**Requirement:** Nothing in the records may be left out or altered; reproduce them all exactly.

**Stored records:**

——

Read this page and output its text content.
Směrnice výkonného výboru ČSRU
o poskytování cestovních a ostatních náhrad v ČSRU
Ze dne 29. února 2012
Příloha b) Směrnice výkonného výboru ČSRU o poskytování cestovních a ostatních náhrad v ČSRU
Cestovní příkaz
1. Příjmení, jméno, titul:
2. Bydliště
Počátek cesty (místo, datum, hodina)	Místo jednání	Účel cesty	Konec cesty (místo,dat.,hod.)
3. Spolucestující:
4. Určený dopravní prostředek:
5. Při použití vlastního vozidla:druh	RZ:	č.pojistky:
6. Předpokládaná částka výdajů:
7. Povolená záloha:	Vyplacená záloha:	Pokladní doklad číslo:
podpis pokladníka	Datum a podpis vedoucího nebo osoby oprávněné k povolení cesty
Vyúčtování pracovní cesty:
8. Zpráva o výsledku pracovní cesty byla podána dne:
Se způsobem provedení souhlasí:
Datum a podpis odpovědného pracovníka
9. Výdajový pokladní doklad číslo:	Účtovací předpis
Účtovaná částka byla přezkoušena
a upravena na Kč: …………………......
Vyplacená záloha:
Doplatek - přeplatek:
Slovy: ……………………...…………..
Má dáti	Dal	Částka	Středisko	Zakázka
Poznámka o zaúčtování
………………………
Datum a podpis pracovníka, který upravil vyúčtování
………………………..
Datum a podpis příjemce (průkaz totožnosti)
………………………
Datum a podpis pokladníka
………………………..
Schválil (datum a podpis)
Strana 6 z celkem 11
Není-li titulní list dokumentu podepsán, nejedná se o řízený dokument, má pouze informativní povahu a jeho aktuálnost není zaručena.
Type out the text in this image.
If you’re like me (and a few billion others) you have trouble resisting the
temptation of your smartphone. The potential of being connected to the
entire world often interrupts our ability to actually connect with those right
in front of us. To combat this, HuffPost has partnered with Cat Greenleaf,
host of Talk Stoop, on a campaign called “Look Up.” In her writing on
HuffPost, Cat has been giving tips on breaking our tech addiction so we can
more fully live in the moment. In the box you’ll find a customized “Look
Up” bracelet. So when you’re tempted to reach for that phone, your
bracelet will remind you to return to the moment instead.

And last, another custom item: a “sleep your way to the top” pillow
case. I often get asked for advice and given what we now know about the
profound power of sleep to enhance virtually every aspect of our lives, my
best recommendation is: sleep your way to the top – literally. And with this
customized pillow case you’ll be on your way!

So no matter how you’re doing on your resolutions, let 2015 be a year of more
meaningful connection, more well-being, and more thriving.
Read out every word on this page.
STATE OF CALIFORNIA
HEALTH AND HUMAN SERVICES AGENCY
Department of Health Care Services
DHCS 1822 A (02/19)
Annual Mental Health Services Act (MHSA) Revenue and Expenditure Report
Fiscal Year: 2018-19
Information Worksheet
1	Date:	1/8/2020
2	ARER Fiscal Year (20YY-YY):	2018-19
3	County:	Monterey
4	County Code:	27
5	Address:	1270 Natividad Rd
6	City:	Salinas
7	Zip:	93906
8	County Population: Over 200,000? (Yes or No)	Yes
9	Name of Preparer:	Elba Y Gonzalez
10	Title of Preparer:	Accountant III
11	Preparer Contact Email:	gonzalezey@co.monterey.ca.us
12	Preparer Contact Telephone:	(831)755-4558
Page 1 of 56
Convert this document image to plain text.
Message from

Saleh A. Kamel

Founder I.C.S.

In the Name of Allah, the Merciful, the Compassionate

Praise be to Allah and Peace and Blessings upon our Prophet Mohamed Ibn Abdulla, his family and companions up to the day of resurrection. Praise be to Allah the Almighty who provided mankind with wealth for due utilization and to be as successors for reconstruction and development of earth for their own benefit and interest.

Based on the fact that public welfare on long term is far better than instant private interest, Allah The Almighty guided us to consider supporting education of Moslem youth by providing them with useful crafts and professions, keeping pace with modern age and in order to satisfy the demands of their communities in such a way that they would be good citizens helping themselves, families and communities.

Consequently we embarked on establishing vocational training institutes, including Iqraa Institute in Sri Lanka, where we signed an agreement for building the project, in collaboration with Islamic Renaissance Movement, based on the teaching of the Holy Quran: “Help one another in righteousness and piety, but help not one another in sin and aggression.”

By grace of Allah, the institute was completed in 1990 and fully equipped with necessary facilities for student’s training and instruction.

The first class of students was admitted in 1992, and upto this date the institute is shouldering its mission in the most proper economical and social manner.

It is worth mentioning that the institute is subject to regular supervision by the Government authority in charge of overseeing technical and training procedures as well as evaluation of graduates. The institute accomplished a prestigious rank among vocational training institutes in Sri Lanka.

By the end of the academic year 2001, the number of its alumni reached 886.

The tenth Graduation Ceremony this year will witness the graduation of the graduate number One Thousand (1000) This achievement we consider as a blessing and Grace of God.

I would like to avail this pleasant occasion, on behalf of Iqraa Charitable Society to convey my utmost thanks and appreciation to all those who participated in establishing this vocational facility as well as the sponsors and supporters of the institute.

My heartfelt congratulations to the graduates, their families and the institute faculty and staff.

——

**Completed task:**
Read this page and output its text content.
Směrnice výkonného výboru ČSRU
o poskytování cestovních a ostatních náhrad v ČSRU
Ze dne 29. února 2012
Příloha b) Směrnice výkonného výboru ČSRU o poskytování cestovních a ostatních náhrad v ČSRU
Cestovní příkaz
1. Příjmení, jméno, titul:
2. Bydliště
Počátek cesty (místo, datum, hodina)	Místo jednání	Účel cesty	Konec cesty (místo,dat.,hod.)
3. Spolucestující:
4. Určený dopravní prostředek:
5. Při použití vlastního vozidla:druh	RZ:	č.pojistky:
6. Předpokládaná částka výdajů:
7. Povolená záloha:	Vyplacená záloha:	Pokladní doklad číslo:
podpis pokladníka	Datum a podpis vedoucího nebo osoby oprávněné k povolení cesty
Vyúčtování pracovní cesty:
8. Zpráva o výsledku pracovní cesty byla podána dne:
Se způsobem provedení souhlasí:
Datum a podpis odpovědného pracovníka
9. Výdajový pokladní doklad číslo:	Účtovací předpis
Účtovaná částka byla přezkoušena
a upravena na Kč: …………………......
Vyplacená záloha:
Doplatek - přeplatek:
Slovy: ……………………...…………..
Má dáti	Dal	Částka	Středisko	Zakázka
Poznámka o zaúčtování
………………………
Datum a podpis pracovníka, který upravil vyúčtování
………………………..
Datum a podpis příjemce (průkaz totožnosti)
………………………
Datum a podpis pokladníka
………………………..
Schválil (datum a podpis)
Strana 6 z celkem 11
Není-li titulní list dokumentu podepsán, nejedná se o řízený dokument, má pouze informativní povahu a jeho aktuálnost není zaručena.
Type out the text in this image.
If you’re like me (and a few billion others) you have trouble resisting the
temptation of your smartphone. The potential of being connected to the
entire world often interrupts our ability to actually connect with those right
in front of us. To combat this, HuffPost has partnered with Cat Greenleaf,
host of Talk Stoop, on a campaign called “Look Up.” In her writing on
HuffPost, Cat has been giving tips on breaking our tech addiction so we can
more fully live in the moment. In the box you’ll find a customized “Look
Up” bracelet. So when you’re tempted to reach for that phone, your
bracelet will remind you to return to the moment instead.

And last, another custom item: a “sleep your way to the top” pillow
case. I often get asked for advice and given what we now know about the
profound power of sleep to enhance virtually every aspect of our lives, my
best recommendation is: sleep your way to the top – literally. And with this
customized pillow case you’ll be on your way!

So no matter how you’re doing on your resolutions, let 2015 be a year of more
meaningful connection, more well-being, and more thriving.
Read out every word on this page.
STATE OF CALIFORNIA
HEALTH AND HUMAN SERVICES AGENCY
Department of Health Care Services
DHCS 1822 A (02/19)
Annual Mental Health Services Act (MHSA) Revenue and Expenditure Report
Fiscal Year: 2018-19
Information Worksheet
1	Date:	1/8/2020
2	ARER Fiscal Year (20YY-YY):	2018-19
3	County:	Monterey
4	County Code:	27
5	Address:	1270 Natividad Rd
6	City:	Salinas
7	Zip:	93906
8	County Population: Over 200,000? (Yes or No)	Yes
9	Name of Preparer:	Elba Y Gonzalez
10	Title of Preparer:	Accountant III
11	Preparer Contact Email:	gonzalezey@co.monterey.ca.us
12	Preparer Contact Telephone:	(831)755-4558
Page 1 of 56
Convert this document image to plain text.
Message from

Saleh A. Kamel

Founder I.C.S.

In the Name of Allah, the Merciful, the Compassionate

Praise be to Allah and Peace and Blessings upon our Prophet Mohamed Ibn Abdulla, his family and companions up to the day of resurrection. Praise be to Allah the Almighty who provided mankind with wealth for due utilization and to be as successors for reconstruction and development of earth for their own benefit and interest.

Based on the fact that public welfare on long term is far better than instant private interest, Allah The Almighty guided us to consider supporting education of Moslem youth by providing them with useful crafts and professions, keeping pace with modern age and in order to satisfy the demands of their communities in such a way that they would be good citizens helping themselves, families and communities.

Consequently we embarked on establishing vocational training institutes, including Iqraa Institute in Sri Lanka, where we signed an agreement for building the project, in collaboration with Islamic Renaissance Movement, based on the teaching of the Holy Quran: “Help one another in righteousness and piety, but help not one another in sin and aggression.”

By grace of Allah, the institute was completed in 1990 and fully equipped with necessary facilities for student’s training and instruction.

The first class of students was admitted in 1992, and upto this date the institute is shouldering its mission in the most proper economical and social manner.

It is worth mentioning that the institute is subject to regular supervision by the Government authority in charge of overseeing technical and training procedures as well as evaluation of graduates. The institute accomplished a prestigious rank among vocational training institutes in Sri Lanka.

By the end of the academic year 2001, the number of its alumni reached 886.

The tenth Graduation Ceremony this year will witness the graduation of the graduate number One Thousand (1000) This achievement we consider as a blessing and Grace of God.

I would like to avail this pleasant occasion, on behalf of Iqraa Charitable Society to convey my utmost thanks and appreciation to all those who participated in establishing this vocational facility as well as the sponsors and supporters of the institute.

My heartfelt congratulations to the graduates, their families and the institute faculty and staff.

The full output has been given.